Parkinsons & Huntington Disease

Biography

Biography: Sebastian Knöbel

Abstract

Pluripotent stem cell (PSC) derived cell products hold great promise for future clinical use in a variety of indications like type i diabetes, cardiomyopathies, macular dystrophies and Parkinson’s disease. For Parkinson’s disease trials, grafted human fetal tissue has indicated utility of tissue or cell replacement therapy. However, the limited availability and ethical implications connected to using primary fetal material have inspired pluripotent stem cell (PSC) based approaches. In vitro differentiated mesencephalic dopaminergic (mesDA) progenitor cells grafted into the striatum have proven to, revert motor symptoms in pre-clinical animal models of Parkinson’s disease compensating for the loss of dopamine producing cells in the substantia nigra. Raising regulatory requirements for such advanced-therapy medicinal products (ATMPs) imply the need for standardized reagents and highly reproducible manufacturing procedures. Automation of PSC expansion, differentiation, and potential product optimization through cell sorting may contribute to successful and cost-effective innovative therapies. Using the versatile and integrated GMP cell processing platform, CliniMACS Prodigy®, we previously developed a cultivation and expansion workflow for PSCs. Now we have adapted the lab protocol for the differentiation to mesDA progenitor cells and have transferred it onto the device, for a medium-scale prototype manufacturing process within the closed system. Extrapolating the cell numbers retrieved from the protoype process would correspond to 150–250 patient doses per manufactured batch. To characterize the identity of the resulting progenitors, we have designed a concise marker panel for flow cytometry-based quality control (QC). Taken together, we have developed a method for adherent, closed-system cultivation of PSCs and differentiation to dopaminergic progenitor cells in combination with comprehensive QC assays.

**WHAT TO DO:**
A – According to the abstract, how many patient doses per manufactured batch would the cell numbers from the prototype process correspond to?
B – List every indication that the abstract names for future clinical use of pluripotent stem cell derived cell products.

Stored data entries
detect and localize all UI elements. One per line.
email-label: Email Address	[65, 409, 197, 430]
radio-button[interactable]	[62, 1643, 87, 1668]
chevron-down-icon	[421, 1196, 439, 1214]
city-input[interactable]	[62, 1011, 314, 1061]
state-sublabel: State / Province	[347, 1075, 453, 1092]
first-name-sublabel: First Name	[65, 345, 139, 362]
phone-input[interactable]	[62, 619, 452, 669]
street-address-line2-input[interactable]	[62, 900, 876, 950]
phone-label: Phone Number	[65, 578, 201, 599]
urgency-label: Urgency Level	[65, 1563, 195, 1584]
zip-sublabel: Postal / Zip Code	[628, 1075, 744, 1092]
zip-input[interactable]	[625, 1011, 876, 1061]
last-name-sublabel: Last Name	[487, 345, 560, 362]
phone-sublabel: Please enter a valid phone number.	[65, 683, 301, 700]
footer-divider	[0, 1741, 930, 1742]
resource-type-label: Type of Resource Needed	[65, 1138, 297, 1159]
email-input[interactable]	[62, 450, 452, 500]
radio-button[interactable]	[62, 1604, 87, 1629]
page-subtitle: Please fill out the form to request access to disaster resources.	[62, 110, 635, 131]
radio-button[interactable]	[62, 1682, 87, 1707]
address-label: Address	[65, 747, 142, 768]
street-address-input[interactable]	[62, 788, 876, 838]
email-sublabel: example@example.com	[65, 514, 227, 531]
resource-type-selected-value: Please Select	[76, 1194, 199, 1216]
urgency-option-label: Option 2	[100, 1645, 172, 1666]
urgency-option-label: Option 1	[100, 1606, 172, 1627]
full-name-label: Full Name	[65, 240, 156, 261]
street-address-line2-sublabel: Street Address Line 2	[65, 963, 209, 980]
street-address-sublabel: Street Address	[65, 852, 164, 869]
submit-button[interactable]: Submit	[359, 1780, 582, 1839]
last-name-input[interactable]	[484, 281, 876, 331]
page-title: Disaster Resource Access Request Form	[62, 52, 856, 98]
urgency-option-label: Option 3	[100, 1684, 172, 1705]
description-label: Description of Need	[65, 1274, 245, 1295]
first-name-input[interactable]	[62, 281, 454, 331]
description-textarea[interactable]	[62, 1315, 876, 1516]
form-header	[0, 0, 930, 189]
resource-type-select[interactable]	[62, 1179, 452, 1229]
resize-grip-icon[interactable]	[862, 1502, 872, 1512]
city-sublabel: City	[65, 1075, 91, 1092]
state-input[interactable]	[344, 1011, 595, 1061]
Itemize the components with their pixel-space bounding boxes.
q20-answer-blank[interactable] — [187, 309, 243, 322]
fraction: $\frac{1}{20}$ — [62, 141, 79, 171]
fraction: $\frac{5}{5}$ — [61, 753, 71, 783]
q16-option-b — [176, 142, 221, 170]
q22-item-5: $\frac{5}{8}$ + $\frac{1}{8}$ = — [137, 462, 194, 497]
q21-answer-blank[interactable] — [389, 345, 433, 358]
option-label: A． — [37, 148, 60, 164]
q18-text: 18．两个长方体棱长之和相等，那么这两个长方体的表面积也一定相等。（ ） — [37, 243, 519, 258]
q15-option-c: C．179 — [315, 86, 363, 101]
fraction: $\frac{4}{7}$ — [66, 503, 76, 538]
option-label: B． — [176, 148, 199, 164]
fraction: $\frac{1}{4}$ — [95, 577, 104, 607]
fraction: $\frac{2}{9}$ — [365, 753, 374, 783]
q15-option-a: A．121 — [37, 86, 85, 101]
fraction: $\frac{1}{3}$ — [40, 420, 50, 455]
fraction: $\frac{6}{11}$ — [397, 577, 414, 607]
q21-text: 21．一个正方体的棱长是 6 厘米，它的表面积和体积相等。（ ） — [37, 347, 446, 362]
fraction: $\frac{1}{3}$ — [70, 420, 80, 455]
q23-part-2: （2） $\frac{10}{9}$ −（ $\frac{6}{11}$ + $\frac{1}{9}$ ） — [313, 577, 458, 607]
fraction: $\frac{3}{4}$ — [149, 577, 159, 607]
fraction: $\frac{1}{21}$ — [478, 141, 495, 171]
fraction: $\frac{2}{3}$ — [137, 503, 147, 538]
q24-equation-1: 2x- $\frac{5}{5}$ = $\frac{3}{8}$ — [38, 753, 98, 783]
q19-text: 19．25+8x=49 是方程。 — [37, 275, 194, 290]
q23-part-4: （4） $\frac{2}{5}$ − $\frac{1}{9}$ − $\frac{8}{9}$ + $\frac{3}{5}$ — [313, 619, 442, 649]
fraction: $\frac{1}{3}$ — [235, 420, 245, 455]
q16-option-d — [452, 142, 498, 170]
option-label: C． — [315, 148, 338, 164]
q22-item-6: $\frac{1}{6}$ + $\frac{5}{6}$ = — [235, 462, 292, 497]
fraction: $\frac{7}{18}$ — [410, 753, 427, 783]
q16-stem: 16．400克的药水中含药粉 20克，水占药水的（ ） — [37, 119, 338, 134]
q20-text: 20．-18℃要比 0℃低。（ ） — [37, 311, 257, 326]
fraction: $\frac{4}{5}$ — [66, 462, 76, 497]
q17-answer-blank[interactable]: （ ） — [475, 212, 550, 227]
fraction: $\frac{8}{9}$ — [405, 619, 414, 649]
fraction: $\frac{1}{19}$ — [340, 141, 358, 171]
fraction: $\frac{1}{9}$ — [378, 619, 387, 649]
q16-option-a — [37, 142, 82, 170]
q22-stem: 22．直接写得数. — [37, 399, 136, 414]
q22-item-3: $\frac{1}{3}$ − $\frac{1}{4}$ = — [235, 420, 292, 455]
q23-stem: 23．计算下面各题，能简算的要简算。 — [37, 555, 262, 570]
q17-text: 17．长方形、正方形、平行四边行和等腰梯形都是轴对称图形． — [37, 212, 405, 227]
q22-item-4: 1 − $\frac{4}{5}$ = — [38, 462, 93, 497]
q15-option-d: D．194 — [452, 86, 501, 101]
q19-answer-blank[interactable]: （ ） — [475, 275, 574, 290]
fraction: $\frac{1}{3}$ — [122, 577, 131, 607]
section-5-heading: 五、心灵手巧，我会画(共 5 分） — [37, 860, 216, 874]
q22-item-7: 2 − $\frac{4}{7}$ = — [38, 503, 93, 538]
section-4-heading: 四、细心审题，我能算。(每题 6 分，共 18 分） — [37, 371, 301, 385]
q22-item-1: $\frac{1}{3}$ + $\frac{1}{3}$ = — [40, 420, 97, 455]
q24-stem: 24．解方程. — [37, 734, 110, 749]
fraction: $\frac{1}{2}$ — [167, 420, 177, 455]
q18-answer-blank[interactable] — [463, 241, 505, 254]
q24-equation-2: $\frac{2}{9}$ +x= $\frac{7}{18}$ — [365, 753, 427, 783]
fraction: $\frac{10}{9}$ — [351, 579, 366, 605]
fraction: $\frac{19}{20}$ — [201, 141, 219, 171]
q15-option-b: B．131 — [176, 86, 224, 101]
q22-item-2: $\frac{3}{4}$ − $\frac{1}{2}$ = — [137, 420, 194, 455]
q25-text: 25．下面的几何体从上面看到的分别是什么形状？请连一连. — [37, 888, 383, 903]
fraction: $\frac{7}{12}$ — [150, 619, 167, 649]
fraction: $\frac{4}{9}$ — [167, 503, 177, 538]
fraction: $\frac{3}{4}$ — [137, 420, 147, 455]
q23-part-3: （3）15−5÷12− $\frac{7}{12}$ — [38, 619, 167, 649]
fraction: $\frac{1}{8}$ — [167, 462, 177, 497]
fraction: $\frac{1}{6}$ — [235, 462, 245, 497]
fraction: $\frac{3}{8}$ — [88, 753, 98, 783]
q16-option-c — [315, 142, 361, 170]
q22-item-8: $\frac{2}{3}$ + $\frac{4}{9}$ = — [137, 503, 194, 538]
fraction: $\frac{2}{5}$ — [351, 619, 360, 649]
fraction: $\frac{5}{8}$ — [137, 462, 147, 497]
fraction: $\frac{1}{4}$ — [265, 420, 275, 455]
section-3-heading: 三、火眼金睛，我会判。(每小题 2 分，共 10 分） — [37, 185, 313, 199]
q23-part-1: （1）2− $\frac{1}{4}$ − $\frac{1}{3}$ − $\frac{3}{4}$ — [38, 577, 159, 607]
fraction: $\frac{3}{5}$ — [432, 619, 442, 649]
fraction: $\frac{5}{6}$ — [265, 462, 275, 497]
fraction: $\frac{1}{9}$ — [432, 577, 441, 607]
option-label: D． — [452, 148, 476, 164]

**RESPONSES PER TASK:**
A – 150–250 patient doses

B – type i diabetes, cardiomyopathies, macular dystrophies, Parkinson's disease